## Exercise prompt
Reproduce all of the data exactly, with no line skipped.

## Material for this task

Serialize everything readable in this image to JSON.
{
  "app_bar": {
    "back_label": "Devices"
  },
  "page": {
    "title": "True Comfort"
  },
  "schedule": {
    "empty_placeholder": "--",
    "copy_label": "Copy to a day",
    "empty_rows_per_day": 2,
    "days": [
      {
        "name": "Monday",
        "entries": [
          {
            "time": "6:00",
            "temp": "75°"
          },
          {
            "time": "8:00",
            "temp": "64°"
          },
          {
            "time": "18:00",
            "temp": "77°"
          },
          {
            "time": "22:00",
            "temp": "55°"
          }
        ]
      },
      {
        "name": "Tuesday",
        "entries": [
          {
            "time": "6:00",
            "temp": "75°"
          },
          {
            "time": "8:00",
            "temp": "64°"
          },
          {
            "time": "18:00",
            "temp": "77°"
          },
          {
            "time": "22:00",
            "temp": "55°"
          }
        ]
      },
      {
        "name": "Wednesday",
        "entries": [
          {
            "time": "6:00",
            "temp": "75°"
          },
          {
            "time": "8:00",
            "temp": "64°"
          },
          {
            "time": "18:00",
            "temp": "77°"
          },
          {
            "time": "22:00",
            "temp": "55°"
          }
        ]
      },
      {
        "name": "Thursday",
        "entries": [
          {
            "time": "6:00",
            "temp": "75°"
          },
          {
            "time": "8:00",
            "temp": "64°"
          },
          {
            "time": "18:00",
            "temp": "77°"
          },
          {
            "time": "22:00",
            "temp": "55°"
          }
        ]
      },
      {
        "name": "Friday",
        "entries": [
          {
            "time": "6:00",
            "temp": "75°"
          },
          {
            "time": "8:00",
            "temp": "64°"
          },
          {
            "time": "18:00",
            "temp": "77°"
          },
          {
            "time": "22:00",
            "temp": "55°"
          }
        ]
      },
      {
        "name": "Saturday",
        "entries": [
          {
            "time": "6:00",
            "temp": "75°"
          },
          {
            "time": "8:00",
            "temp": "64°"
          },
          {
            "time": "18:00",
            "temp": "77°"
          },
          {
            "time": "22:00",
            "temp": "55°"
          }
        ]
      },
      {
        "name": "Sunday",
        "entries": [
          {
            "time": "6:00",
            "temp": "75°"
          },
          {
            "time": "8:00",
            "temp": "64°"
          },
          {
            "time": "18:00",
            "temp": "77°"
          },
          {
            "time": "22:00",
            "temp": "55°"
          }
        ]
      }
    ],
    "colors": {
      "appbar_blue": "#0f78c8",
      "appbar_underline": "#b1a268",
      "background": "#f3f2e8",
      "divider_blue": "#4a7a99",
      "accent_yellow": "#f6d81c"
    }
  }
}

## Full solution
Serialize everything readable in this image to JSON.
{
  "app_bar": {
    "back_label": "Devices"
  },
  "page": {
    "title": "True Comfort"
  },
  "schedule": {
    "empty_placeholder": "--",
    "copy_label": "Copy to a day",
    "empty_rows_per_day": 2,
    "days": [
      {
        "name": "Monday",
        "entries": [
          {
            "time": "6:00",
            "temp": "75°"
          },
          {
            "time": "8:00",
            "temp": "64°"
          },
          {
            "time": "18:00",
            "temp": "77°"
          },
          {
            "time": "22:00",
            "temp": "55°"
          }
        ]
      },
      {
        "name": "Tuesday",
        "entries": [
          {
            "time": "6:00",
            "temp": "75°"
          },
          {
            "time": "8:00",
            "temp": "64°"
          },
          {
            "time": "18:00",
            "temp": "77°"
          },
          {
            "time": "22:00",
            "temp": "55°"
          }
        ]
      },
      {
        "name": "Wednesday",
        "entries": [
          {
            "time": "6:00",
            "temp": "75°"
          },
          {
            "time": "8:00",
            "temp": "64°"
          },
          {
            "time": "18:00",
            "temp": "77°"
          },
          {
            "time": "22:00",
            "temp": "55°"
          }
        ]
      },
      {
        "name": "Thursday",
        "entries": [
          {
            "time": "6:00",
            "temp": "75°"
          },
          {
            "time": "8:00",
            "temp": "64°"
          },
          {
            "time": "18:00",
            "temp": "77°"
          },
          {
            "time": "22:00",
            "temp": "55°"
          }
        ]
      },
      {
        "name": "Friday",
        "entries": [
          {
            "time": "6:00",
            "temp": "75°"
          },
          {
            "time": "8:00",
            "temp": "64°"
          },
          {
            "time": "18:00",
            "temp": "77°"
          },
          {
            "time": "22:00",
            "temp": "55°"
          }
        ]
      },
      {
        "name": "Saturday",
        "entries": [
          {
            "time": "6:00",
            "temp": "75°"
          },
          {
            "time": "8:00",
            "temp": "64°"
          },
          {
            "time": "18:00",
            "temp": "77°"
          },
          {
            "time": "22:00",
            "temp": "55°"
          }
        ]
      },
      {
        "name": "Sunday",
        "entries": [
          {
            "time": "6:00",
            "temp": "75°"
          },
          {
            "time": "8:00",
            "temp": "64°"
          },
          {
            "time": "18:00",
            "temp": "77°"
          },
          {
            "time": "22:00",
            "temp": "55°"
          }
        ]
      }
    ],
    "colors": {
      "appbar_blue": "#0f78c8",
      "appbar_underline": "#b1a268",
      "background": "#f3f2e8",
      "divider_blue": "#4a7a99",
      "accent_yellow": "#f6d81c"
    }
  }
}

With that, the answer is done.